-- Start Raw data --
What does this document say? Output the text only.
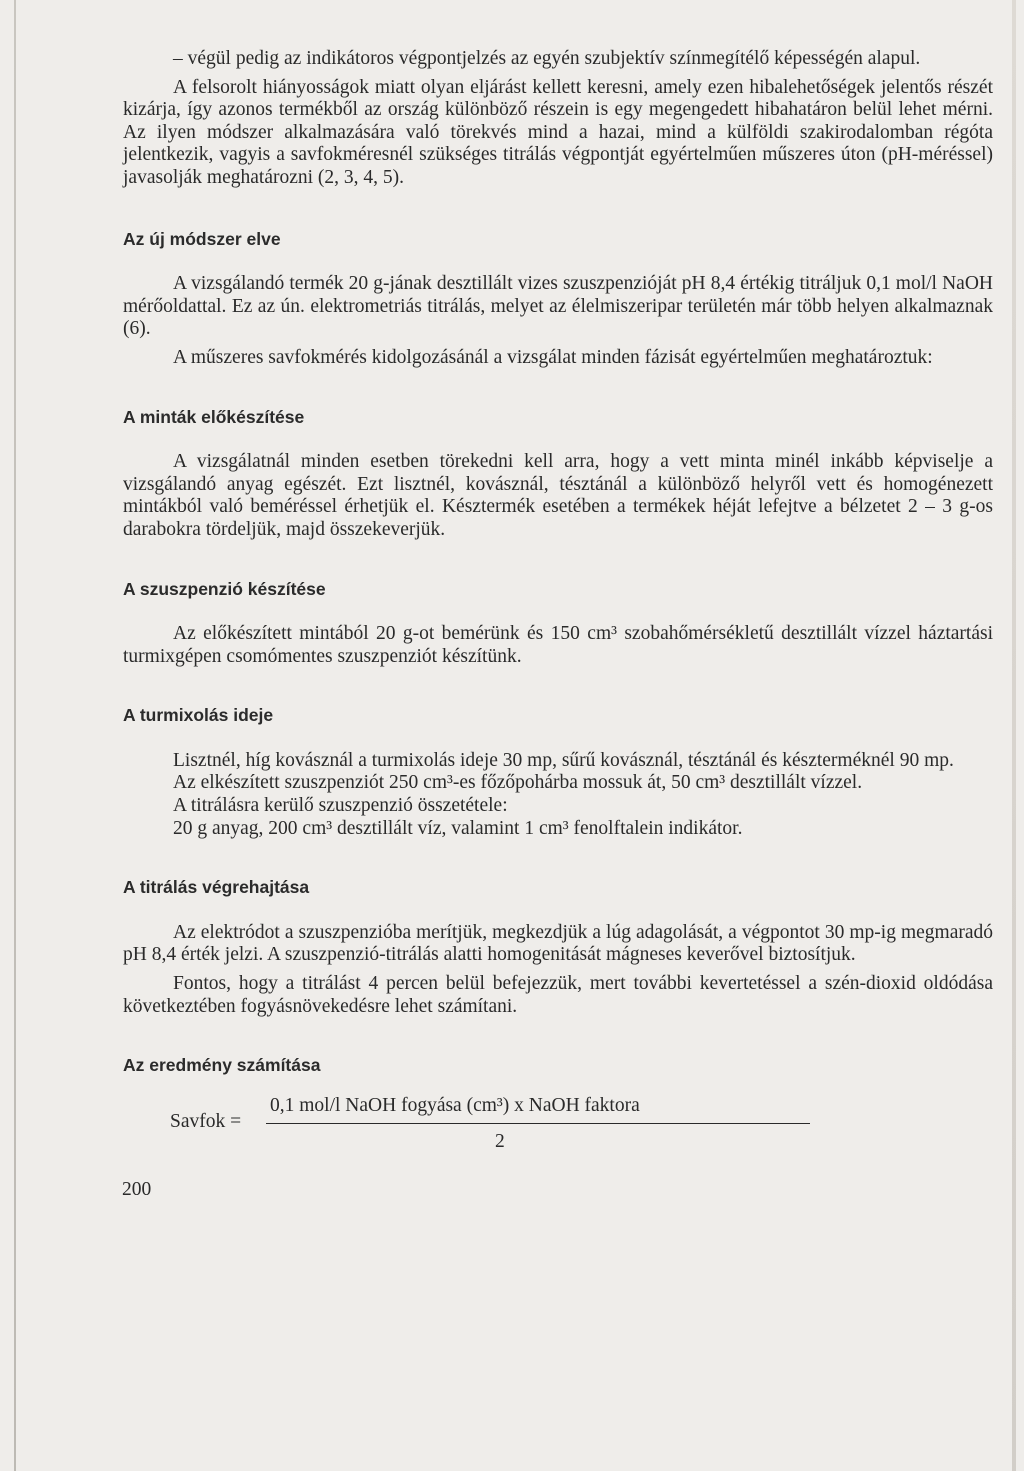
– végül pedig az indikátoros végpontjelzés az egyén szubjektív színmegítélő képességén alapul.

A felsorolt hiányosságok miatt olyan eljárást kellett keresni, amely ezen hibalehetőségek jelentős részét kizárja, így azonos termékből az ország különböző részein is egy megengedett hibahatáron belül lehet mérni. Az ilyen módszer alkalmazására való törekvés mind a hazai, mind a külföldi szakirodalomban régóta jelentkezik, vagyis a savfokméresnél szükséges titrálás végpontját egyértelműen műszeres úton (pH-méréssel) javasolják meghatározni (2, 3, 4, 5).

Az új módszer elve

A vizsgálandó termék 20 g-jának desztillált vizes szuszpenzióját pH 8,4 értékig titráljuk 0,1 mol/l NaOH mérőoldattal. Ez az ún. elektrometriás titrálás, melyet az élelmiszeripar területén már több helyen alkalmaznak (6).

A műszeres savfokmérés kidolgozásánál a vizsgálat minden fázisát egyértelműen meghatároztuk:

A minták előkészítése

A vizsgálatnál minden esetben törekedni kell arra, hogy a vett minta minél inkább képviselje a vizsgálandó anyag egészét. Ezt lisztnél, kovásznál, tésztánál a különböző helyről vett és homogénezett mintákból való beméréssel érhetjük el. Késztermék esetében a termékek héját lefejtve a bélzetet 2 – 3 g-os darabokra tördeljük, majd összekeverjük.

A szuszpenzió készítése

Az előkészített mintából 20 g-ot bemérünk és 150 cm³ szobahőmérsékletű desztillált vízzel háztartási turmixgépen csomómentes szuszpenziót készítünk.

A turmixolás ideje

Lisztnél, híg kovásznál a turmixolás ideje 30 mp, sűrű kovásznál, tésztánál és készterméknél 90 mp.

Az elkészített szuszpenziót 250 cm³-es főzőpohárba mossuk át, 50 cm³ desztillált vízzel.

A titrálásra kerülő szuszpenzió összetétele:

20 g anyag, 200 cm³ desztillált víz, valamint 1 cm³ fenolftalein indikátor.

A titrálás végrehajtása

Az elektródot a szuszpenzióba merítjük, megkezdjük a lúg adagolását, a végpontot 30 mp-ig megmaradó pH 8,4 érték jelzi. A szuszpenzió-titrálás alatti homogenitását mágneses keverővel biztosítjuk.

Fontos, hogy a titrálást 4 percen belül befejezzük, mert további kevertetéssel a szén-dioxid oldódása következtében fogyásnövekedésre lehet számítani.

Az eredmény számítása
Savfok =
0,1 mol/l NaOH fogyása (cm³) x NaOH faktora
2
200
-- End Raw data --
Task to carry out ->
Count the lines of the data that contain the string "NaOH", and reply with that number alone.

Complete output ->
2